### Set exercise
Write the material out again in full, exactly.

### The input
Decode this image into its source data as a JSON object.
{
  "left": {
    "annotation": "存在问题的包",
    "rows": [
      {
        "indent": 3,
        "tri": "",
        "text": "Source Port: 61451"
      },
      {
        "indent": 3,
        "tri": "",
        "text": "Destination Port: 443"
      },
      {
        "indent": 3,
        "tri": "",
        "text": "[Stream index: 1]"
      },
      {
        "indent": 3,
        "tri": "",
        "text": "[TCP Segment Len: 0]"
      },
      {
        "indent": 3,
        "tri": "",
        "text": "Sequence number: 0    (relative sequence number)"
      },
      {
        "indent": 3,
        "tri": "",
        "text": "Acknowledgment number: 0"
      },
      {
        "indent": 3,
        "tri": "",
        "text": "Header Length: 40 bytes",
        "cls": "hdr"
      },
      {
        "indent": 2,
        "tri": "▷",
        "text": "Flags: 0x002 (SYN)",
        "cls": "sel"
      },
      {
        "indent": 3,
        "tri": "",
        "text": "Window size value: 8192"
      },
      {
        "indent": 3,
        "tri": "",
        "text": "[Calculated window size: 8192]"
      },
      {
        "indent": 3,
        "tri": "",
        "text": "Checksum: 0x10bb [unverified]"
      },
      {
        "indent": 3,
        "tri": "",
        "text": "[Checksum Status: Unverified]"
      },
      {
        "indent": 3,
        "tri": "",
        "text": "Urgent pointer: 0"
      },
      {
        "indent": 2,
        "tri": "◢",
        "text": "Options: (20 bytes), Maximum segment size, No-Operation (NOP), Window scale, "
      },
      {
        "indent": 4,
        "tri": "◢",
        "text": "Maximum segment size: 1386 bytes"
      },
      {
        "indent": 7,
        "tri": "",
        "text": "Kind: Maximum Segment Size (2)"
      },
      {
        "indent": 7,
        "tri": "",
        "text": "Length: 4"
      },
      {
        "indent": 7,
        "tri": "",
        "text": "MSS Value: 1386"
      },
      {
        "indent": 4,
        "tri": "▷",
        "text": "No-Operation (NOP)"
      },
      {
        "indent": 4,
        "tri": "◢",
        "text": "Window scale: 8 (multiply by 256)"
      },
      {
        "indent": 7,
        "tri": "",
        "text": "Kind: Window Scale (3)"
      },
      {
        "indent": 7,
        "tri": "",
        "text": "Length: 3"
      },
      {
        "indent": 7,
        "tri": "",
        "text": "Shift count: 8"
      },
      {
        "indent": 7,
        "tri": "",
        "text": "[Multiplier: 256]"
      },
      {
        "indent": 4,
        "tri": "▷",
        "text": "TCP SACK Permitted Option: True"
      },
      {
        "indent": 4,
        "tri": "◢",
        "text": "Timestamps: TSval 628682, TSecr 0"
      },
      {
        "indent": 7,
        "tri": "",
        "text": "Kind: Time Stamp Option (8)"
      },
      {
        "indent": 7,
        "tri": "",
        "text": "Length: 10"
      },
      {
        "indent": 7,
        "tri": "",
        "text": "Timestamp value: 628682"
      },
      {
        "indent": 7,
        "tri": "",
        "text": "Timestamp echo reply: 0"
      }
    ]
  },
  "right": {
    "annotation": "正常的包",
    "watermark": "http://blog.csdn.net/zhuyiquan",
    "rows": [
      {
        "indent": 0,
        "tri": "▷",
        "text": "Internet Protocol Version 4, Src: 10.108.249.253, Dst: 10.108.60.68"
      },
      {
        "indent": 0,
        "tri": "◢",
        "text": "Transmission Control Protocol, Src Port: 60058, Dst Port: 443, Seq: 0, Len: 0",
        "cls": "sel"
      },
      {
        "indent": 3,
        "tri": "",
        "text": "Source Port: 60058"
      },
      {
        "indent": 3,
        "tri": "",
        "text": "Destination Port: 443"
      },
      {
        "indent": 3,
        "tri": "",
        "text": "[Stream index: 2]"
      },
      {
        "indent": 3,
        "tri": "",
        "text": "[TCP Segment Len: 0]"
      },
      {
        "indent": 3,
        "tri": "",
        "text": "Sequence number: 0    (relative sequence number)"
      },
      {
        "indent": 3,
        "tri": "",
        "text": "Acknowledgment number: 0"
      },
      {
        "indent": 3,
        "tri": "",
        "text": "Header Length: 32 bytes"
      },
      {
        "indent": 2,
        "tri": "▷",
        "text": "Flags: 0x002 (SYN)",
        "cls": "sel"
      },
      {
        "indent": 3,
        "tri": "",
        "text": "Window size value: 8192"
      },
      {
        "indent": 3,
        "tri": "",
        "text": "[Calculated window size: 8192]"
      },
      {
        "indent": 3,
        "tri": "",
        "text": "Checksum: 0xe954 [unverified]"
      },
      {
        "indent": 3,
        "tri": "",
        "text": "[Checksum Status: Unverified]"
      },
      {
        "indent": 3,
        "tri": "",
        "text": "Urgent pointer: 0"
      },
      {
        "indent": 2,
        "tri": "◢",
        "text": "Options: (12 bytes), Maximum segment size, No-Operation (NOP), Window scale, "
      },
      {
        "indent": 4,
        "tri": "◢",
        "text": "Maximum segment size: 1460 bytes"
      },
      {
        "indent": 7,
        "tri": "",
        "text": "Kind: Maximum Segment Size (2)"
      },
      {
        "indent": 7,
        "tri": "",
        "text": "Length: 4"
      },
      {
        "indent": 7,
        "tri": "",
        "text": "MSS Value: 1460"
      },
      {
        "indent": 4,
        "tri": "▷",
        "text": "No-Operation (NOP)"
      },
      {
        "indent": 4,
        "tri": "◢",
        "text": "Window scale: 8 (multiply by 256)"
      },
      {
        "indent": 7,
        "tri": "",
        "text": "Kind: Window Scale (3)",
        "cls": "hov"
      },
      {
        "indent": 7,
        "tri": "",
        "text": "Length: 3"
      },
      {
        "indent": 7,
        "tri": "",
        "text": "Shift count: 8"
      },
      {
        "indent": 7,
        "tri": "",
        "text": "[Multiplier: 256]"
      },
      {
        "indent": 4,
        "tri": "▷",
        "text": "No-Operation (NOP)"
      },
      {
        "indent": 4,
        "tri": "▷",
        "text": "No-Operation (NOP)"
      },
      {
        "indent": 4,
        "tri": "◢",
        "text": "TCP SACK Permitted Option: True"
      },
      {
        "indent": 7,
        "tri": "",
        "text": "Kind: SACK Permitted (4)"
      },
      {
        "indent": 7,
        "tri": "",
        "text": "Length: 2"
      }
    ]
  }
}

### Answer for this exercise
Decode this image into its source data as a JSON object.
{
  "left": {
    "annotation": "存在问题的包",
    "rows": [
      {
        "indent": 3,
        "tri": "",
        "text": "Source Port: 61451"
      },
      {
        "indent": 3,
        "tri": "",
        "text": "Destination Port: 443"
      },
      {
        "indent": 3,
        "tri": "",
        "text": "[Stream index: 1]"
      },
      {
        "indent": 3,
        "tri": "",
        "text": "[TCP Segment Len: 0]"
      },
      {
        "indent": 3,
        "tri": "",
        "text": "Sequence number: 0    (relative sequence number)"
      },
      {
        "indent": 3,
        "tri": "",
        "text": "Acknowledgment number: 0"
      },
      {
        "indent": 3,
        "tri": "",
        "text": "Header Length: 40 bytes",
        "cls": "hdr"
      },
      {
        "indent": 2,
        "tri": "▷",
        "text": "Flags: 0x002 (SYN)",
        "cls": "sel"
      },
      {
        "indent": 3,
        "tri": "",
        "text": "Window size value: 8192"
      },
      {
        "indent": 3,
        "tri": "",
        "text": "[Calculated window size: 8192]"
      },
      {
        "indent": 3,
        "tri": "",
        "text": "Checksum: 0x10bb [unverified]"
      },
      {
        "indent": 3,
        "tri": "",
        "text": "[Checksum Status: Unverified]"
      },
      {
        "indent": 3,
        "tri": "",
        "text": "Urgent pointer: 0"
      },
      {
        "indent": 2,
        "tri": "◢",
        "text": "Options: (20 bytes), Maximum segment size, No-Operation (NOP), Window scale, "
      },
      {
        "indent": 4,
        "tri": "◢",
        "text": "Maximum segment size: 1386 bytes"
      },
      {
        "indent": 7,
        "tri": "",
        "text": "Kind: Maximum Segment Size (2)"
      },
      {
        "indent": 7,
        "tri": "",
        "text": "Length: 4"
      },
      {
        "indent": 7,
        "tri": "",
        "text": "MSS Value: 1386"
      },
      {
        "indent": 4,
        "tri": "▷",
        "text": "No-Operation (NOP)"
      },
      {
        "indent": 4,
        "tri": "◢",
        "text": "Window scale: 8 (multiply by 256)"
      },
      {
        "indent": 7,
        "tri": "",
        "text": "Kind: Window Scale (3)"
      },
      {
        "indent": 7,
        "tri": "",
        "text": "Length: 3"
      },
      {
        "indent": 7,
        "tri": "",
        "text": "Shift count: 8"
      },
      {
        "indent": 7,
        "tri": "",
        "text": "[Multiplier: 256]"
      },
      {
        "indent": 4,
        "tri": "▷",
        "text": "TCP SACK Permitted Option: True"
      },
      {
        "indent": 4,
        "tri": "◢",
        "text": "Timestamps: TSval 628682, TSecr 0"
      },
      {
        "indent": 7,
        "tri": "",
        "text": "Kind: Time Stamp Option (8)"
      },
      {
        "indent": 7,
        "tri": "",
        "text": "Length: 10"
      },
      {
        "indent": 7,
        "tri": "",
        "text": "Timestamp value: 628682"
      },
      {
        "indent": 7,
        "tri": "",
        "text": "Timestamp echo reply: 0"
      }
    ]
  },
  "right": {
    "annotation": "正常的包",
    "watermark": "http://blog.csdn.net/zhuyiquan",
    "rows": [
      {
        "indent": 0,
        "tri": "▷",
        "text": "Internet Protocol Version 4, Src: 10.108.249.253, Dst: 10.108.60.68"
      },
      {
        "indent": 0,
        "tri": "◢",
        "text": "Transmission Control Protocol, Src Port: 60058, Dst Port: 443, Seq: 0, Len: 0",
        "cls": "sel"
      },
      {
        "indent": 3,
        "tri": "",
        "text": "Source Port: 60058"
      },
      {
        "indent": 3,
        "tri": "",
        "text": "Destination Port: 443"
      },
      {
        "indent": 3,
        "tri": "",
        "text": "[Stream index: 2]"
      },
      {
        "indent": 3,
        "tri": "",
        "text": "[TCP Segment Len: 0]"
      },
      {
        "indent": 3,
        "tri": "",
        "text": "Sequence number: 0    (relative sequence number)"
      },
      {
        "indent": 3,
        "tri": "",
        "text": "Acknowledgment number: 0"
      },
      {
        "indent": 3,
        "tri": "",
        "text": "Header Length: 32 bytes"
      },
      {
        "indent": 2,
        "tri": "▷",
        "text": "Flags: 0x002 (SYN)",
        "cls": "sel"
      },
      {
        "indent": 3,
        "tri": "",
        "text": "Window size value: 8192"
      },
      {
        "indent": 3,
        "tri": "",
        "text": "[Calculated window size: 8192]"
      },
      {
        "indent": 3,
        "tri": "",
        "text": "Checksum: 0xe954 [unverified]"
      },
      {
        "indent": 3,
        "tri": "",
        "text": "[Checksum Status: Unverified]"
      },
      {
        "indent": 3,
        "tri": "",
        "text": "Urgent pointer: 0"
      },
      {
        "indent": 2,
        "tri": "◢",
        "text": "Options: (12 bytes), Maximum segment size, No-Operation (NOP), Window scale, "
      },
      {
        "indent": 4,
        "tri": "◢",
        "text": "Maximum segment size: 1460 bytes"
      },
      {
        "indent": 7,
        "tri": "",
        "text": "Kind: Maximum Segment Size (2)"
      },
      {
        "indent": 7,
        "tri": "",
        "text": "Length: 4"
      },
      {
        "indent": 7,
        "tri": "",
        "text": "MSS Value: 1460"
      },
      {
        "indent": 4,
        "tri": "▷",
        "text": "No-Operation (NOP)"
      },
      {
        "indent": 4,
        "tri": "◢",
        "text": "Window scale: 8 (multiply by 256)"
      },
      {
        "indent": 7,
        "tri": "",
        "text": "Kind: Window Scale (3)",
        "cls": "hov"
      },
      {
        "indent": 7,
        "tri": "",
        "text": "Length: 3"
      },
      {
        "indent": 7,
        "tri": "",
        "text": "Shift count: 8"
      },
      {
        "indent": 7,
        "tri": "",
        "text": "[Multiplier: 256]"
      },
      {
        "indent": 4,
        "tri": "▷",
        "text": "No-Operation (NOP)"
      },
      {
        "indent": 4,
        "tri": "▷",
        "text": "No-Operation (NOP)"
      },
      {
        "indent": 4,
        "tri": "◢",
        "text": "TCP SACK Permitted Option: True"
      },
      {
        "indent": 7,
        "tri": "",
        "text": "Kind: SACK Permitted (4)"
      },
      {
        "indent": 7,
        "tri": "",
        "text": "Length: 2"
      }
    ]
  }
}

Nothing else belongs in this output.